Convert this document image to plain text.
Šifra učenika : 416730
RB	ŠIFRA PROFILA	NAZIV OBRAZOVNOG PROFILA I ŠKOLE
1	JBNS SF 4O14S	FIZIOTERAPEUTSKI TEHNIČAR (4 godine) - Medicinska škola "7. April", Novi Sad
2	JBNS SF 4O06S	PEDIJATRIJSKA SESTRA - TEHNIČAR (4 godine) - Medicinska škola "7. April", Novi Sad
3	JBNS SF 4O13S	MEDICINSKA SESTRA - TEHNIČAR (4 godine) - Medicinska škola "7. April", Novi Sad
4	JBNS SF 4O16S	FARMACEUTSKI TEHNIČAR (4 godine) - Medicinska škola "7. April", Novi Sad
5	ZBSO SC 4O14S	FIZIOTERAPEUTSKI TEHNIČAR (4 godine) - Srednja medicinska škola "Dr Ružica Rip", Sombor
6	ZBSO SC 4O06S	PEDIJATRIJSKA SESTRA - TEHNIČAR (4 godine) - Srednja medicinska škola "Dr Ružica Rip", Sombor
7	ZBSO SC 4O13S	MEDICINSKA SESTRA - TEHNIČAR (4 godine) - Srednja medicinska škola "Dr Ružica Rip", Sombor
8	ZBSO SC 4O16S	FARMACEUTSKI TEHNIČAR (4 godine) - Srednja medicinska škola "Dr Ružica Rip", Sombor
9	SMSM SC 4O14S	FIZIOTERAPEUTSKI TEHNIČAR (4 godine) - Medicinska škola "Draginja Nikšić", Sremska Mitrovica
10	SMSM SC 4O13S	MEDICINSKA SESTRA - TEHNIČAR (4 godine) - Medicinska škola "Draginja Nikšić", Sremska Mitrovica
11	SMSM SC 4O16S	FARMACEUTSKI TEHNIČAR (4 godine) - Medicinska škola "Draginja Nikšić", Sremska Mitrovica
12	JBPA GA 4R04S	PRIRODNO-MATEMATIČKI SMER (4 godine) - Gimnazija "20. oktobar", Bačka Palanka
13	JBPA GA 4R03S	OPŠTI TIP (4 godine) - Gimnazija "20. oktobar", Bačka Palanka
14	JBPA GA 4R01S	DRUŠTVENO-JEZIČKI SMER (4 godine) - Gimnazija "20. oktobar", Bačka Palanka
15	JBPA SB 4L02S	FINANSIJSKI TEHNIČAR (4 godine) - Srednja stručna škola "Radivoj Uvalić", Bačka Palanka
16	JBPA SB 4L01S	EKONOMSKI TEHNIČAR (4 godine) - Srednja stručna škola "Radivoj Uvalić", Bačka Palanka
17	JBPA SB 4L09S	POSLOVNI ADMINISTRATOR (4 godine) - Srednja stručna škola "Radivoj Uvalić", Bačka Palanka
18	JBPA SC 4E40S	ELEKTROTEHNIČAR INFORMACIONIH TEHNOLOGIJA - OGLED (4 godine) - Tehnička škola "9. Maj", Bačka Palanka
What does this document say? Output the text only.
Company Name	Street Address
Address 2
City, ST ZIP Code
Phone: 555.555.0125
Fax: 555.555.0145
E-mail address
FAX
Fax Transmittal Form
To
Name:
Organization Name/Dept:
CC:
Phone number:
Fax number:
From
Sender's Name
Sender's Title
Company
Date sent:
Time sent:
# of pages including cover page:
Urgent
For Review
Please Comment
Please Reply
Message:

REQUIREMENTS – Find every line above that contains the word "Nikšić", and return each one.

RESULT –
9	SMSM SC 4O14S	FIZIOTERAPEUTSKI TEHNIČAR (4 godine) - Medicinska škola "Draginja Nikšić", Sremska Mitrovica
10	SMSM SC 4O13S	MEDICINSKA SESTRA - TEHNIČAR (4 godine) - Medicinska škola "Draginja Nikšić", Sremska Mitrovica
11	SMSM SC 4O16S	FARMACEUTSKI TEHNIČAR (4 godine) - Medicinska škola "Draginja Nikšić", Sremska Mitrovica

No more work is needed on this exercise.